**Task details:**
Search the material for the string "GitHub", then return every line where it is found.

>> Begin Records supplied

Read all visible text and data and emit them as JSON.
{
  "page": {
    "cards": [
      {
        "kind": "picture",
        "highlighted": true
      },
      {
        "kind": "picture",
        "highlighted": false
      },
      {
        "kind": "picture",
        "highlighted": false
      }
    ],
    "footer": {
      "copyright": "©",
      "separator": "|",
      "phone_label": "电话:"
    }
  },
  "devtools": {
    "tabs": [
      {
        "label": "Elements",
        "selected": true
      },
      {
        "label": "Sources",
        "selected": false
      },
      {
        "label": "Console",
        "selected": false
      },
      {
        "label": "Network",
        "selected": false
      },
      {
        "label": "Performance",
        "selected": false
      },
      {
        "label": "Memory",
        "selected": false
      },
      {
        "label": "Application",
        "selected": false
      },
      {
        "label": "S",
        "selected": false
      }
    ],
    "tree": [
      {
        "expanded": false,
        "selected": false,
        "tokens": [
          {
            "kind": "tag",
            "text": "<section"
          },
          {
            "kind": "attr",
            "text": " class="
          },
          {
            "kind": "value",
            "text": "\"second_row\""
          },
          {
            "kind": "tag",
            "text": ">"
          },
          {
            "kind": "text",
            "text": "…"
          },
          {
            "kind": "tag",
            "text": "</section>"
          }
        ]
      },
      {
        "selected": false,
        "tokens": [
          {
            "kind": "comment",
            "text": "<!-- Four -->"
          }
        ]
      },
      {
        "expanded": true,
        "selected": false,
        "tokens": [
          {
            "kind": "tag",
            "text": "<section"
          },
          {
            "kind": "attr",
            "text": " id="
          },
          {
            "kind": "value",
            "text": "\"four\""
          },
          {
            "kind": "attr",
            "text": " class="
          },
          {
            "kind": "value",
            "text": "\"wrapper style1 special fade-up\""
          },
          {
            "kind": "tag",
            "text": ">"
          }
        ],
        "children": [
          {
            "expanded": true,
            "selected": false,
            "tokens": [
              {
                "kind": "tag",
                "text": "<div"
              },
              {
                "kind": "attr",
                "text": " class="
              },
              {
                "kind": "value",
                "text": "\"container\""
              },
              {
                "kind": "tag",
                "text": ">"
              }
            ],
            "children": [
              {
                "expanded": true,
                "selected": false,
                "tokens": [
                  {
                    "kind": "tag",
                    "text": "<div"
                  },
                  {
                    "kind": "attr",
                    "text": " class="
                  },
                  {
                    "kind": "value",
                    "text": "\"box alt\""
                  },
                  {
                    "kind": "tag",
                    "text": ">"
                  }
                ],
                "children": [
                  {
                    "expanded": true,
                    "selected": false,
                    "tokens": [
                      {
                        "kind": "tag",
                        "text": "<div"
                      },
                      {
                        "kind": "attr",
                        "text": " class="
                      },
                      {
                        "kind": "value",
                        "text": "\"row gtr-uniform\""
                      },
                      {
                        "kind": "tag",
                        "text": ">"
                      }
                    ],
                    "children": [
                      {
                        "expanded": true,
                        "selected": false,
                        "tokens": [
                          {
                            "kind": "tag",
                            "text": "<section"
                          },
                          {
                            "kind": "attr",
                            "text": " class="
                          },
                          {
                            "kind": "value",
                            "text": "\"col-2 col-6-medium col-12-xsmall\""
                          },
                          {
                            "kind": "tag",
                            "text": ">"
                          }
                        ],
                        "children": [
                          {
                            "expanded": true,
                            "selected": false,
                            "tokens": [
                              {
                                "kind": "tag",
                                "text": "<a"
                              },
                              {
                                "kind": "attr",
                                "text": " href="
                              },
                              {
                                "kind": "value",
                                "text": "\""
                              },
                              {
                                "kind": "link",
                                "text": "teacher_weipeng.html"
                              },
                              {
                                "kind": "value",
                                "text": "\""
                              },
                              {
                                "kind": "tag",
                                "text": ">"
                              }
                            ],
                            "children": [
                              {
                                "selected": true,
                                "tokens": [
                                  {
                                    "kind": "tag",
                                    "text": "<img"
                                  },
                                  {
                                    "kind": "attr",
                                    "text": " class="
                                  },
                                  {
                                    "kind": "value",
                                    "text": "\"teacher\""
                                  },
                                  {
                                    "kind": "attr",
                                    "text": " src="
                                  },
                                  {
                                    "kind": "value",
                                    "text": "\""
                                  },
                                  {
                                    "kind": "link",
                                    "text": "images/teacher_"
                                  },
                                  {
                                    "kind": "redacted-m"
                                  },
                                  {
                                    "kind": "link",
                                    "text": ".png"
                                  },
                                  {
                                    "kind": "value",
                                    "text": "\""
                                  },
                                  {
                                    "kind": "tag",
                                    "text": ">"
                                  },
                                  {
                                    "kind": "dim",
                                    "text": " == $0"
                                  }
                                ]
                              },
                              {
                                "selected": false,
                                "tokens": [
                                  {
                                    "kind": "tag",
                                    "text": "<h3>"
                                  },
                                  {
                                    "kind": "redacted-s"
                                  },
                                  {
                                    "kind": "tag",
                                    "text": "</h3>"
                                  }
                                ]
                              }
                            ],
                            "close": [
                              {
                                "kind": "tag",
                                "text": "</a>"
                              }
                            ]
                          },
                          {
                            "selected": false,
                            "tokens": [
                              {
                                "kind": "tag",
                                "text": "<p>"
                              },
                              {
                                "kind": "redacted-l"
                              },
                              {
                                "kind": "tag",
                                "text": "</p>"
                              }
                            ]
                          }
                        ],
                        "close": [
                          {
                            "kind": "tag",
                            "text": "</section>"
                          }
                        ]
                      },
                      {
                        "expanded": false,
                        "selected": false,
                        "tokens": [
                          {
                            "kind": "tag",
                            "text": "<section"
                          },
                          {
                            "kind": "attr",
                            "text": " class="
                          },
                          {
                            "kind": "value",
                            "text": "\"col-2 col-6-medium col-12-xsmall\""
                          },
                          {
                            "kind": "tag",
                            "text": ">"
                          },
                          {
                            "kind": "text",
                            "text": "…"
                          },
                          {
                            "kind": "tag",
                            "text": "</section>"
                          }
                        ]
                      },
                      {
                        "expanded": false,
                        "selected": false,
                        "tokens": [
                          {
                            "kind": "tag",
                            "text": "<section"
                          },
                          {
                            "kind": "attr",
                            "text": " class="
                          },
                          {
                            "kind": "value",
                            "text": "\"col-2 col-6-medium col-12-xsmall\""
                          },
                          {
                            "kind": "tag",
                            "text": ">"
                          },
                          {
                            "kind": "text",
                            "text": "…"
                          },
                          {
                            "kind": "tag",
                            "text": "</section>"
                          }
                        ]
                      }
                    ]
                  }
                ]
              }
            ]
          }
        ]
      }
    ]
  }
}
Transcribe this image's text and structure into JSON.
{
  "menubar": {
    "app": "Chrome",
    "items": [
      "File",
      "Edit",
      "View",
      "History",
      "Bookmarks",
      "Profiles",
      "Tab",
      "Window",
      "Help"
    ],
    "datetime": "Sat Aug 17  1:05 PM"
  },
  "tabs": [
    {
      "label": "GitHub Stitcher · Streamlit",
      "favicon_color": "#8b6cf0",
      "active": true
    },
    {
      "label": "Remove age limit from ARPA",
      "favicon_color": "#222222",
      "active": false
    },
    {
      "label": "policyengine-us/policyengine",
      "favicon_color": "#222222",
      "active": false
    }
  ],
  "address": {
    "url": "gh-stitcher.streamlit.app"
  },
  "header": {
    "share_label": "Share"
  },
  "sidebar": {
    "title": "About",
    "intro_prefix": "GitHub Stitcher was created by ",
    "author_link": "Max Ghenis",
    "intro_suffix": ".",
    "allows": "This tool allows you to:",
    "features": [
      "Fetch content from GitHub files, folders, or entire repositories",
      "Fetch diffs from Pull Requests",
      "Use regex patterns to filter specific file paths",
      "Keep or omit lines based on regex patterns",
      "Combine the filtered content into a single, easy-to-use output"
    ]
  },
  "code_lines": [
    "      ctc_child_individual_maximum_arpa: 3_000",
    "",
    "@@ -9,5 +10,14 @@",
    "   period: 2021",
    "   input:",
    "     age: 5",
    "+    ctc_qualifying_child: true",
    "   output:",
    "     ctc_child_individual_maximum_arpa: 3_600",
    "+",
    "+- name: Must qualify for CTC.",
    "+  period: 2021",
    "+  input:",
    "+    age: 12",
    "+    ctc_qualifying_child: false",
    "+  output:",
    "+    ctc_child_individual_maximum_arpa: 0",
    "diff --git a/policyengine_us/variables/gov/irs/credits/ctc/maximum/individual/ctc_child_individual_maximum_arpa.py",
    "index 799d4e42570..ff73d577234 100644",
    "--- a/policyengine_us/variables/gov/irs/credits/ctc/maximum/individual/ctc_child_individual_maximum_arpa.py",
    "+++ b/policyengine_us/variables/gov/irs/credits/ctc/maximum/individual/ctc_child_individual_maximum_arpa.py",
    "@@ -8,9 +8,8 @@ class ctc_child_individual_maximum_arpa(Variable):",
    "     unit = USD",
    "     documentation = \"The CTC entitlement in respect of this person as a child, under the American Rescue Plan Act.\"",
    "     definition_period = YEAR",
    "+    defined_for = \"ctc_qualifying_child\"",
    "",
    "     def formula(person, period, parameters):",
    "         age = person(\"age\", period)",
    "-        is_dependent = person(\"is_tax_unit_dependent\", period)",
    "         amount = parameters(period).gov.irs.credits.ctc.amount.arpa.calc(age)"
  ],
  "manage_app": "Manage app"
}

>> End Records supplied

**The response:**
      "label": "GitHub Stitcher · Streamlit",
    "intro_prefix": "GitHub Stitcher was created by ",
      "Fetch content from GitHub files, folders, or entire repositories",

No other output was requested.